[Data entries]
=======

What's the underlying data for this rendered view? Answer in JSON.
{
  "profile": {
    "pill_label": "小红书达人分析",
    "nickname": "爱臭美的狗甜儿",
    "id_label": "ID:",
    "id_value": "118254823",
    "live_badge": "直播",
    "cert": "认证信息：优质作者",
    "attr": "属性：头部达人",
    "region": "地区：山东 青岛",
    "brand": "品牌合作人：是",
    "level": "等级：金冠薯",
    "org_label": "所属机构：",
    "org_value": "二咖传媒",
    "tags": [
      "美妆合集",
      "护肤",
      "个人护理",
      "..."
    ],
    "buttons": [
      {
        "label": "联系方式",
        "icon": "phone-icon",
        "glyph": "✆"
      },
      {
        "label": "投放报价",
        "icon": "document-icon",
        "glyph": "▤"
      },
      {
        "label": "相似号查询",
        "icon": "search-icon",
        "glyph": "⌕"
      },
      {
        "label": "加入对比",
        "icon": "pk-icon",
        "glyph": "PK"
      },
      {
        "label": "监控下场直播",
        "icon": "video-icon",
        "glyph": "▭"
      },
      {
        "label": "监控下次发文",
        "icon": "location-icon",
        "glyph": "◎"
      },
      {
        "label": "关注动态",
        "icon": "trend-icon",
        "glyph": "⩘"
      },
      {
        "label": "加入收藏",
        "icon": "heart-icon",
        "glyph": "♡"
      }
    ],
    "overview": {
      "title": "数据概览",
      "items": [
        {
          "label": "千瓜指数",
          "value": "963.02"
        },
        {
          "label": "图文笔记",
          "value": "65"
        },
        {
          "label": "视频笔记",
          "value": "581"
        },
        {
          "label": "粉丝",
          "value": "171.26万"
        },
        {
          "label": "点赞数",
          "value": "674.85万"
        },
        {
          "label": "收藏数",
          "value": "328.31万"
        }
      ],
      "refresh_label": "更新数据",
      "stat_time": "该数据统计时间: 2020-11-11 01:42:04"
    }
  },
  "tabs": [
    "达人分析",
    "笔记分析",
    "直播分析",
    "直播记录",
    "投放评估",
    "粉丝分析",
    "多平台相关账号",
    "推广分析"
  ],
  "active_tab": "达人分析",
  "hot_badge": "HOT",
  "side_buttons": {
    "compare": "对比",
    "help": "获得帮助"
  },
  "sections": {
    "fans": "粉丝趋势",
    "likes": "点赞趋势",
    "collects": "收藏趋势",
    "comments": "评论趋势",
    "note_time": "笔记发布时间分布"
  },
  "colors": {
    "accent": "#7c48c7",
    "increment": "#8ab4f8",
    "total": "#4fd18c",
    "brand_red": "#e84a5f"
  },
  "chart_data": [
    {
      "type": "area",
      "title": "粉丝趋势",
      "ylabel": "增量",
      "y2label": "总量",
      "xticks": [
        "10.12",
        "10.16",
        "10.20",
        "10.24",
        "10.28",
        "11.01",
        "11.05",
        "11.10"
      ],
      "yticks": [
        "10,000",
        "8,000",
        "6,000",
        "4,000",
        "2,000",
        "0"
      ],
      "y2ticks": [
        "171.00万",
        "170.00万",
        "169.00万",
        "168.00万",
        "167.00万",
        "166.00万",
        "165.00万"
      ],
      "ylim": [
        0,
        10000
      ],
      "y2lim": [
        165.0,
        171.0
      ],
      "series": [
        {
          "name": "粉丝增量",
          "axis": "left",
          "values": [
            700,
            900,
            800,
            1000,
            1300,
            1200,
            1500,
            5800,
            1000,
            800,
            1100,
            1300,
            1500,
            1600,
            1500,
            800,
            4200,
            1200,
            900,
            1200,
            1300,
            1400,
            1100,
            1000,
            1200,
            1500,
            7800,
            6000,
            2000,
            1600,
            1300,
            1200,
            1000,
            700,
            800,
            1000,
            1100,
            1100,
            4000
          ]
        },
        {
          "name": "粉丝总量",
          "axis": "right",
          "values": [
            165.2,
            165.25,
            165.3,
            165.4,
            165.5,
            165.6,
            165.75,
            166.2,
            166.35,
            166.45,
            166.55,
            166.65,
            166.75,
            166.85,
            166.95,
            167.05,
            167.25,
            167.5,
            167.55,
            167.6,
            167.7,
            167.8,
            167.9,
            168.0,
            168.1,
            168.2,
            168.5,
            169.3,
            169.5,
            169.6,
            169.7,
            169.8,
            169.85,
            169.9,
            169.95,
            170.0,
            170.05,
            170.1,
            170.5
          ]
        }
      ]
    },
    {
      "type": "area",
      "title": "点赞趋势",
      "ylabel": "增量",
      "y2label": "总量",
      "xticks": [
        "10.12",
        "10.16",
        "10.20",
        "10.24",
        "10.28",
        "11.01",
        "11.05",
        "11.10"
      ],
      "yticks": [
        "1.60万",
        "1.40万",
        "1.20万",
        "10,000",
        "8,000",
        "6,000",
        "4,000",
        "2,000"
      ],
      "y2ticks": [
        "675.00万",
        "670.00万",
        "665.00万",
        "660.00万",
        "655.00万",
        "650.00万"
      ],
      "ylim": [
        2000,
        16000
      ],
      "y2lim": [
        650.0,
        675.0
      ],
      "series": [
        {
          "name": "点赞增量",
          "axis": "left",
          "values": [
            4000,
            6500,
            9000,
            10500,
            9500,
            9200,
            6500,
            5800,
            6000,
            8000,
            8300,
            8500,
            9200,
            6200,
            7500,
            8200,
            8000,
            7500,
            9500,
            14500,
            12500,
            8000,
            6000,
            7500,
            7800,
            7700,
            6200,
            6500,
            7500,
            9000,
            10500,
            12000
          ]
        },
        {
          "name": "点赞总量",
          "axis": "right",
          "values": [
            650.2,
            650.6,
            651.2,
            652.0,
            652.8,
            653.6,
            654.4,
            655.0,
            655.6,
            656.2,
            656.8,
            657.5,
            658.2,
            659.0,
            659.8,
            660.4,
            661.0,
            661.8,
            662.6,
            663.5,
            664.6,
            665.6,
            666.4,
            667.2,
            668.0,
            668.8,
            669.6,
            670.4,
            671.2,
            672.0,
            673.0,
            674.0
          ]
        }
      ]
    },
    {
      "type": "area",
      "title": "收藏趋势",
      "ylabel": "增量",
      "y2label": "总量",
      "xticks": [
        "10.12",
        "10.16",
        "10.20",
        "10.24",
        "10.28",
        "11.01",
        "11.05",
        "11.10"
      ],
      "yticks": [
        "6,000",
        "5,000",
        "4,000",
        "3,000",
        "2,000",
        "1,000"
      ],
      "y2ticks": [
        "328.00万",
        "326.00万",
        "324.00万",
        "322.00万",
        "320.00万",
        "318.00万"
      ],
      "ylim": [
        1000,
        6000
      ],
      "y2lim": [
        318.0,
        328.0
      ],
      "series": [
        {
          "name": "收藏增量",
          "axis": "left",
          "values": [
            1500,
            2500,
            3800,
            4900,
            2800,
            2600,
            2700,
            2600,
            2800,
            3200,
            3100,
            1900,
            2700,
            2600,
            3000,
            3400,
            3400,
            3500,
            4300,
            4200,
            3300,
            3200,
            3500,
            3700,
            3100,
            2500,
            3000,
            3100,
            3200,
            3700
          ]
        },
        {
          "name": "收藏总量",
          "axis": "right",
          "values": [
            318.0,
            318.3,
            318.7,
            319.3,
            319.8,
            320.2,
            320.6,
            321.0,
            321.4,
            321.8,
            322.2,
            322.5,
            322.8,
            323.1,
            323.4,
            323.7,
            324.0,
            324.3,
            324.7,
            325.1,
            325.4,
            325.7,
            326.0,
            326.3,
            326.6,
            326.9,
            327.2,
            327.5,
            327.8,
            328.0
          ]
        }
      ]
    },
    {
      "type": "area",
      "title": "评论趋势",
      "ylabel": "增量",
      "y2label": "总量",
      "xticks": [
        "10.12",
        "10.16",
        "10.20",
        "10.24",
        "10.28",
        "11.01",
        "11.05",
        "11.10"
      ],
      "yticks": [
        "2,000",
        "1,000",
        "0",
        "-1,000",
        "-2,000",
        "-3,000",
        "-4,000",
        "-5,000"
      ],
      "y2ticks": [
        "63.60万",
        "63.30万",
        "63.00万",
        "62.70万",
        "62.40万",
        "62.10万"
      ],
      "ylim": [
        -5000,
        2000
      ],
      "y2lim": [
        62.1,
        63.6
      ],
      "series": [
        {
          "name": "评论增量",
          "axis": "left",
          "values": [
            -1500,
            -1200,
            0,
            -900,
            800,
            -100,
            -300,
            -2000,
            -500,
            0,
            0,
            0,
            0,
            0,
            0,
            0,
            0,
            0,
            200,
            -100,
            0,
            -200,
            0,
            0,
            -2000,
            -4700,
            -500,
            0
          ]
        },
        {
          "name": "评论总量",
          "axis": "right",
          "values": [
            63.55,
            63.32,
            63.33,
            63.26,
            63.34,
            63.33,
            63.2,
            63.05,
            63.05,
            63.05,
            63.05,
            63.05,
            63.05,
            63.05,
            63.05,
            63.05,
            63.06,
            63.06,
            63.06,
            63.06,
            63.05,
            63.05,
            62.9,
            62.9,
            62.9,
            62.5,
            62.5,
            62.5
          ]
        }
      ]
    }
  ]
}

=======

(TASK INSTRUCTIONS) Show the lines of the data that hold the word "title".

(SOLUTION)
      "title": "数据概览",
      "title": "粉丝趋势",
      "title": "点赞趋势",
      "title": "收藏趋势",
      "title": "评论趋势",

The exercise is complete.